● Objective
Single out each line with the word "fraction" and copy it.

----- Provided information

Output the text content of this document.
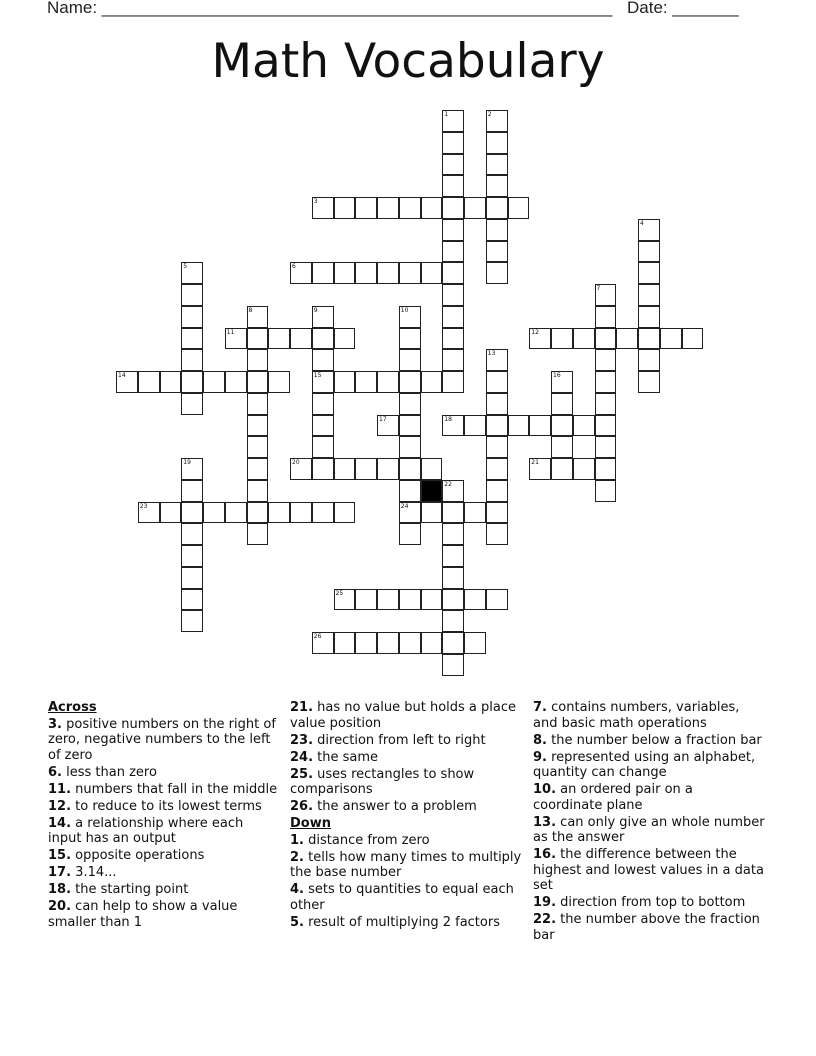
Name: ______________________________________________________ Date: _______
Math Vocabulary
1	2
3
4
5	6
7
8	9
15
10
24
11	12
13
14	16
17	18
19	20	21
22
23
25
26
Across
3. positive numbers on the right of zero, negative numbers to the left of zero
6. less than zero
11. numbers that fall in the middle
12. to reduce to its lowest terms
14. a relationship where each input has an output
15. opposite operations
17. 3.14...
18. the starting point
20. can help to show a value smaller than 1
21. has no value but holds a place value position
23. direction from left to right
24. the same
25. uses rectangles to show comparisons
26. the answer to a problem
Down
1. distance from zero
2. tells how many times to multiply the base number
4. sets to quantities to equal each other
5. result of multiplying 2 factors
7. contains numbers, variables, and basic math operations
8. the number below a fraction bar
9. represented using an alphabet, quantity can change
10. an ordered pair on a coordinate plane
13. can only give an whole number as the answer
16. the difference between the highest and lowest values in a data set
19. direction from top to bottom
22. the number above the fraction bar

----------
----- Provided information

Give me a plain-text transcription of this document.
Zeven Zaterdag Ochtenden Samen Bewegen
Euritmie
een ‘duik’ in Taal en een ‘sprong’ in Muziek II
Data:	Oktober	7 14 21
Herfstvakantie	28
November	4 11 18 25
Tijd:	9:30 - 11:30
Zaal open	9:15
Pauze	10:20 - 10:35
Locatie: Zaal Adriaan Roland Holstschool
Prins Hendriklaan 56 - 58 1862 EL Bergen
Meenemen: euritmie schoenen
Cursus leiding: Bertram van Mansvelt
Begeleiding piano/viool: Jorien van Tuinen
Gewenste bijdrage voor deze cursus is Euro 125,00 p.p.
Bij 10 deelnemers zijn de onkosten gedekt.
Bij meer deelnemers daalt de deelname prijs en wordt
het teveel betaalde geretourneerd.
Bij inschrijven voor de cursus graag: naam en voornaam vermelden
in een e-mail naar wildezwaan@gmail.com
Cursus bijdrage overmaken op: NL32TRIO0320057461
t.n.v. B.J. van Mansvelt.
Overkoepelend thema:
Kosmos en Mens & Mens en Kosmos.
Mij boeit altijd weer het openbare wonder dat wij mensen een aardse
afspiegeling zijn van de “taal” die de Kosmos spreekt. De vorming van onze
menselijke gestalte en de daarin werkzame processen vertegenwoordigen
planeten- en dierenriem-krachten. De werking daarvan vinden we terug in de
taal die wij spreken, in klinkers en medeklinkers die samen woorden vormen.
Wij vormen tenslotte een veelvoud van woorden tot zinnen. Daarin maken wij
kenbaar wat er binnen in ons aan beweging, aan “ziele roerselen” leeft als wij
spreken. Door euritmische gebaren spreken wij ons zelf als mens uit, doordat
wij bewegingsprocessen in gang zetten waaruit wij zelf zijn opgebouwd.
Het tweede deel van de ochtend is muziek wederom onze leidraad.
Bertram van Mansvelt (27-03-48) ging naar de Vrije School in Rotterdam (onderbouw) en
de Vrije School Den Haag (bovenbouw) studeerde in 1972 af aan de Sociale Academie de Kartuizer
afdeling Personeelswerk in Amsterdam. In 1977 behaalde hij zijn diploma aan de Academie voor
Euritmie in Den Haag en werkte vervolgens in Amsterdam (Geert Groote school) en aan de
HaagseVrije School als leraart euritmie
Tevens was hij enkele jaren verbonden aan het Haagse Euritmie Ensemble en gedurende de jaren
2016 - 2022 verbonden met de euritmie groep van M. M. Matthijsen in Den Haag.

----------
----- Provided information

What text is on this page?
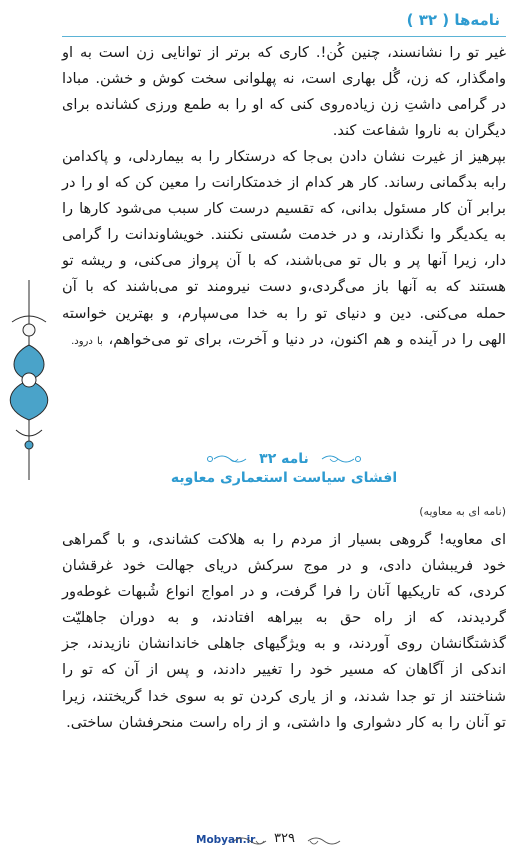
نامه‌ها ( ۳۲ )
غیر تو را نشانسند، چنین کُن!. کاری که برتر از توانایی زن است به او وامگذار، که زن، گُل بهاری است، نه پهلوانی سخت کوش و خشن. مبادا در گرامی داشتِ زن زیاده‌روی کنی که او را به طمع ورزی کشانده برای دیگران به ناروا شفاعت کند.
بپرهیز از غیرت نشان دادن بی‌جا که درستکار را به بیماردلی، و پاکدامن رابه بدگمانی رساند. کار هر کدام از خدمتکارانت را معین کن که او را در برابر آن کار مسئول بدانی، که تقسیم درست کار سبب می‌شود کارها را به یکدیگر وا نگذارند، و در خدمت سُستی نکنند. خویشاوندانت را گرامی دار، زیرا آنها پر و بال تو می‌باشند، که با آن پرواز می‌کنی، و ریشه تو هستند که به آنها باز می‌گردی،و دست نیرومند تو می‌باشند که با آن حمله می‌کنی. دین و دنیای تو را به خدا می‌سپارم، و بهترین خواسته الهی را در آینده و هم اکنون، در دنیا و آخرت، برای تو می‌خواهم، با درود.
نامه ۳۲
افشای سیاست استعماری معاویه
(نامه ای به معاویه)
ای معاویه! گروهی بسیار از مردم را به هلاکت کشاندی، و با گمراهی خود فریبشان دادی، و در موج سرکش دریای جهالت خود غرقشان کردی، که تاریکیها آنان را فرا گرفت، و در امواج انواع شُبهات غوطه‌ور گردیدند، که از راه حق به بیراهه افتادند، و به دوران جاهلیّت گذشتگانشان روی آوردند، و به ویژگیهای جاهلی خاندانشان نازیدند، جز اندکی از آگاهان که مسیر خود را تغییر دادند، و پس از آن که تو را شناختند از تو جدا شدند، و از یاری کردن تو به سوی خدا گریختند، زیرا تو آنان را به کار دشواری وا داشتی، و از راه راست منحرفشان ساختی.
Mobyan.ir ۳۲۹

----------

● Full answer
8. the number below a fraction bar
22. the number above the fraction bar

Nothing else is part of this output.